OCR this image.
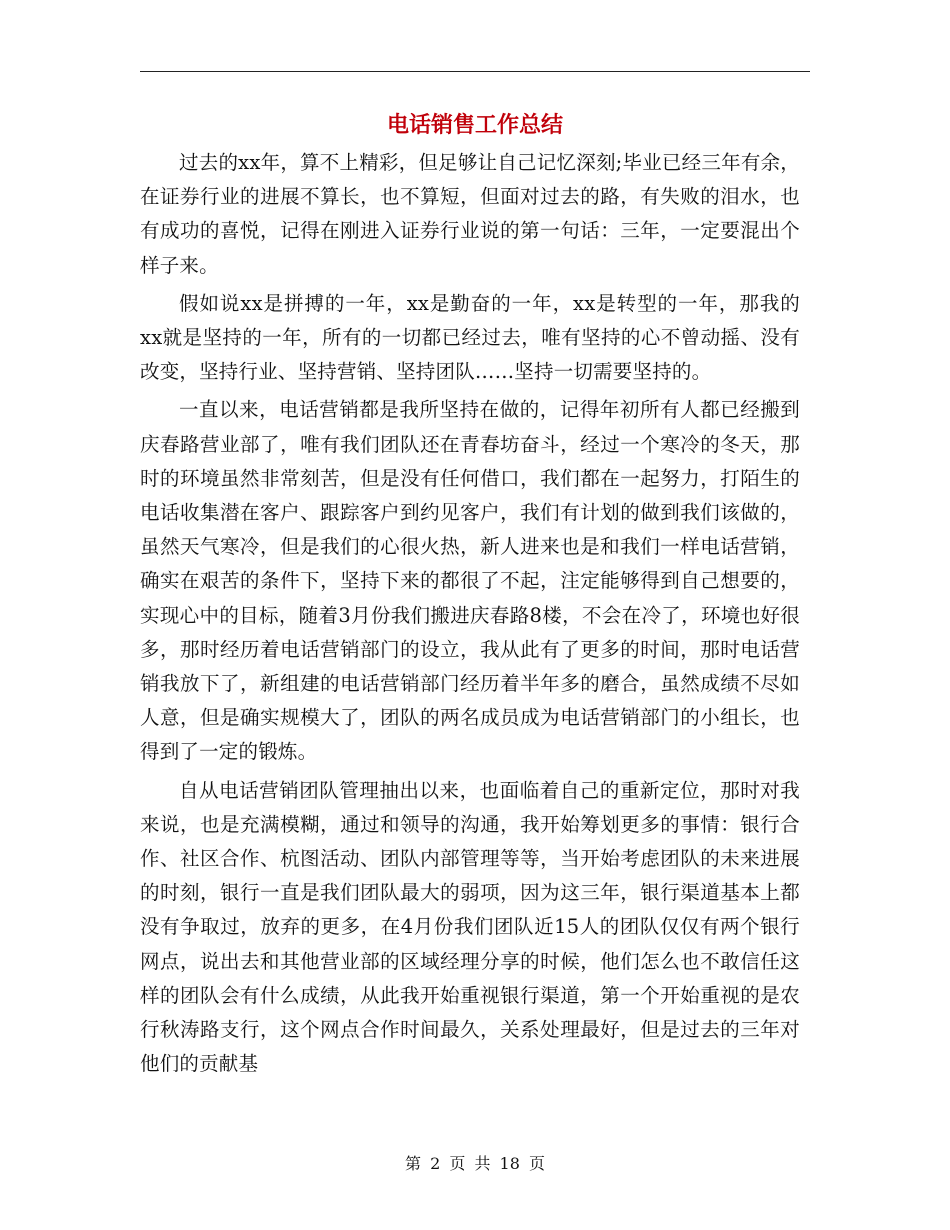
电话销售工作总结

过去的xx年，算不上精彩，但足够让自己记忆深刻;毕业已经三年有余，在证券行业的进展不算长，也不算短，但面对过去的路，有失败的泪水，也有成功的喜悦，记得在刚进入证券行业说的第一句话：三年，一定要混出个样子来。

假如说xx是拼搏的一年，xx是勤奋的一年，xx是转型的一年，那我的xx就是坚持的一年，所有的一切都已经过去，唯有坚持的心不曾动摇、没有改变，坚持行业、坚持营销、坚持团队……坚持一切需要坚持的。

一直以来，电话营销都是我所坚持在做的，记得年初所有人都已经搬到庆春路营业部了，唯有我们团队还在青春坊奋斗，经过一个寒冷的冬天，那时的环境虽然非常刻苦，但是没有任何借口，我们都在一起努力，打陌生的电话收集潜在客户、跟踪客户到约见客户，我们有计划的做到我们该做的，虽然天气寒冷，但是我们的心很火热，新人进来也是和我们一样电话营销，确实在艰苦的条件下，坚持下来的都很了不起，注定能够得到自己想要的，实现心中的目标，随着3月份我们搬进庆春路8楼，不会在冷了，环境也好很多，那时经历着电话营销部门的设立，我从此有了更多的时间，那时电话营销我放下了，新组建的电话营销部门经历着半年多的磨合，虽然成绩不尽如人意，但是确实规模大了，团队的两名成员成为电话营销部门的小组长，也得到了一定的锻炼。

自从电话营销团队管理抽出以来，也面临着自己的重新定位，那时对我来说，也是充满模糊，通过和领导的沟通，我开始筹划更多的事情：银行合作、社区合作、杭图活动、团队内部管理等等，当开始考虑团队的未来进展的时刻，银行一直是我们团队最大的弱项，因为这三年，银行渠道基本上都没有争取过，放弃的更多，在4月份我们团队近15人的团队仅仅有两个银行网点，说出去和其他营业部的区域经理分享的时候，他们怎么也不敢信任这样的团队会有什么成绩，从此我开始重视银行渠道，第一个开始重视的是农行秋涛路支行，这个网点合作时间最久，关系处理最好，但是过去的三年对他们的贡献基

第 2 页 共 18 页
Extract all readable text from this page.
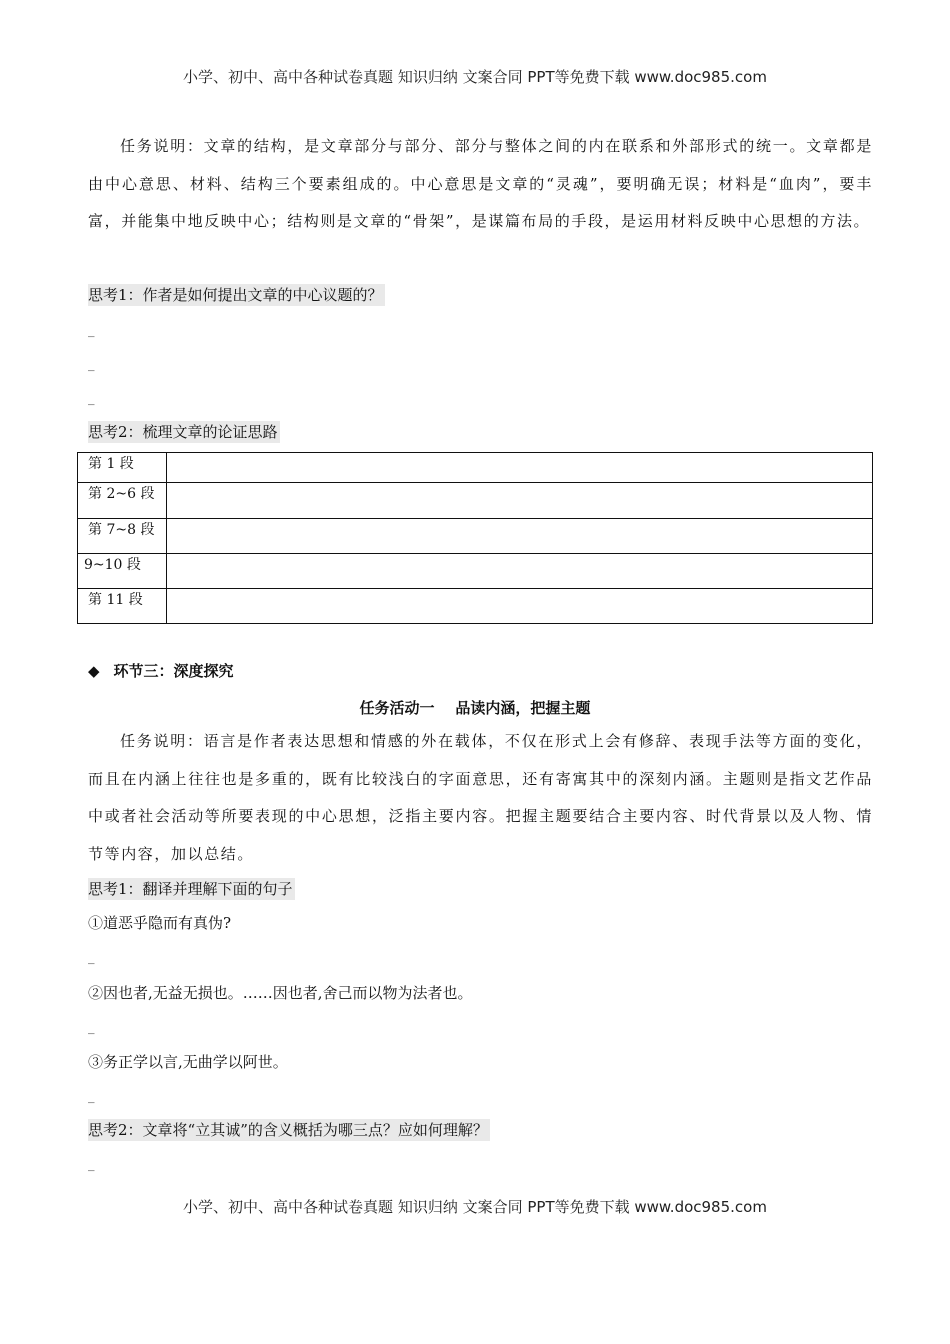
小学、初中、高中各种试卷真题 知识归纳 文案合同 PPT等免费下载 www.doc985.com
任务说明：文章的结构，是文章部分与部分、部分与整体之间的内在联系和外部形式的统一。文章都是由中心意思、材料、结构三个要素组成的。中心意思是文章的“灵魂”，要明确无误；材料是“血肉”，要丰富，并能集中地反映中心；结构则是文章的“骨架”，是谋篇布局的手段，是运用材料反映中心思想的方法。
思考1：作者是如何提出文章的中心议题的？
_
_
_
思考2：梳理文章的论证思路
第 1 段	
第 2~6 段	
第 7~8 段	
9~10 段	
第 11 段	
◆ 环节三：深度探究
任务活动一    品读内涵，把握主题
任务说明：语言是作者表达思想和情感的外在载体，不仅在形式上会有修辞、表现手法等方面的变化，而且在内涵上往往也是多重的，既有比较浅白的字面意思，还有寄寓其中的深刻内涵。主题则是指文艺作品中或者社会活动等所要表现的中心思想，泛指主要内容。把握主题要结合主要内容、时代背景以及人物、情节等内容，加以总结。
思考1：翻译并理解下面的句子
①道恶乎隐而有真伪?
_
②因也者,无益无损也。……因也者,舍己而以物为法者也。
_
③务正学以言,无曲学以阿世。
_
思考2：文章将“立其诚”的含义概括为哪三点？应如何理解？
_
小学、初中、高中各种试卷真题 知识归纳 文案合同 PPT等免费下载 www.doc985.com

What you need to do →
Nothing but the pictures may be dropped; output the records above exactly.

Completed task →
OCR this image.
电话销售工作总结

过去的xx年，算不上精彩，但足够让自己记忆深刻;毕业已经三年有余，在证券行业的进展不算长，也不算短，但面对过去的路，有失败的泪水，也有成功的喜悦，记得在刚进入证券行业说的第一句话：三年，一定要混出个样子来。

假如说xx是拼搏的一年，xx是勤奋的一年，xx是转型的一年，那我的xx就是坚持的一年，所有的一切都已经过去，唯有坚持的心不曾动摇、没有改变，坚持行业、坚持营销、坚持团队……坚持一切需要坚持的。

一直以来，电话营销都是我所坚持在做的，记得年初所有人都已经搬到庆春路营业部了，唯有我们团队还在青春坊奋斗，经过一个寒冷的冬天，那时的环境虽然非常刻苦，但是没有任何借口，我们都在一起努力，打陌生的电话收集潜在客户、跟踪客户到约见客户，我们有计划的做到我们该做的，虽然天气寒冷，但是我们的心很火热，新人进来也是和我们一样电话营销，确实在艰苦的条件下，坚持下来的都很了不起，注定能够得到自己想要的，实现心中的目标，随着3月份我们搬进庆春路8楼，不会在冷了，环境也好很多，那时经历着电话营销部门的设立，我从此有了更多的时间，那时电话营销我放下了，新组建的电话营销部门经历着半年多的磨合，虽然成绩不尽如人意，但是确实规模大了，团队的两名成员成为电话营销部门的小组长，也得到了一定的锻炼。

自从电话营销团队管理抽出以来，也面临着自己的重新定位，那时对我来说，也是充满模糊，通过和领导的沟通，我开始筹划更多的事情：银行合作、社区合作、杭图活动、团队内部管理等等，当开始考虑团队的未来进展的时刻，银行一直是我们团队最大的弱项，因为这三年，银行渠道基本上都没有争取过，放弃的更多，在4月份我们团队近15人的团队仅仅有两个银行网点，说出去和其他营业部的区域经理分享的时候，他们怎么也不敢信任这样的团队会有什么成绩，从此我开始重视银行渠道，第一个开始重视的是农行秋涛路支行，这个网点合作时间最久，关系处理最好，但是过去的三年对他们的贡献基

第 2 页 共 18 页
Extract all readable text from this page.
小学、初中、高中各种试卷真题 知识归纳 文案合同 PPT等免费下载 www.doc985.com
任务说明：文章的结构，是文章部分与部分、部分与整体之间的内在联系和外部形式的统一。文章都是由中心意思、材料、结构三个要素组成的。中心意思是文章的“灵魂”，要明确无误；材料是“血肉”，要丰富，并能集中地反映中心；结构则是文章的“骨架”，是谋篇布局的手段，是运用材料反映中心思想的方法。
思考1：作者是如何提出文章的中心议题的？
_
_
_
思考2：梳理文章的论证思路
第 1 段	
第 2~6 段	
第 7~8 段	
9~10 段	
第 11 段	
◆ 环节三：深度探究
任务活动一    品读内涵，把握主题
任务说明：语言是作者表达思想和情感的外在载体，不仅在形式上会有修辞、表现手法等方面的变化，而且在内涵上往往也是多重的，既有比较浅白的字面意思，还有寄寓其中的深刻内涵。主题则是指文艺作品中或者社会活动等所要表现的中心思想，泛指主要内容。把握主题要结合主要内容、时代背景以及人物、情节等内容，加以总结。
思考1：翻译并理解下面的句子
①道恶乎隐而有真伪?
_
②因也者,无益无损也。……因也者,舍己而以物为法者也。
_
③务正学以言,无曲学以阿世。
_
思考2：文章将“立其诚”的含义概括为哪三点？应如何理解？
_
小学、初中、高中各种试卷真题 知识归纳 文案合同 PPT等免费下载 www.doc985.com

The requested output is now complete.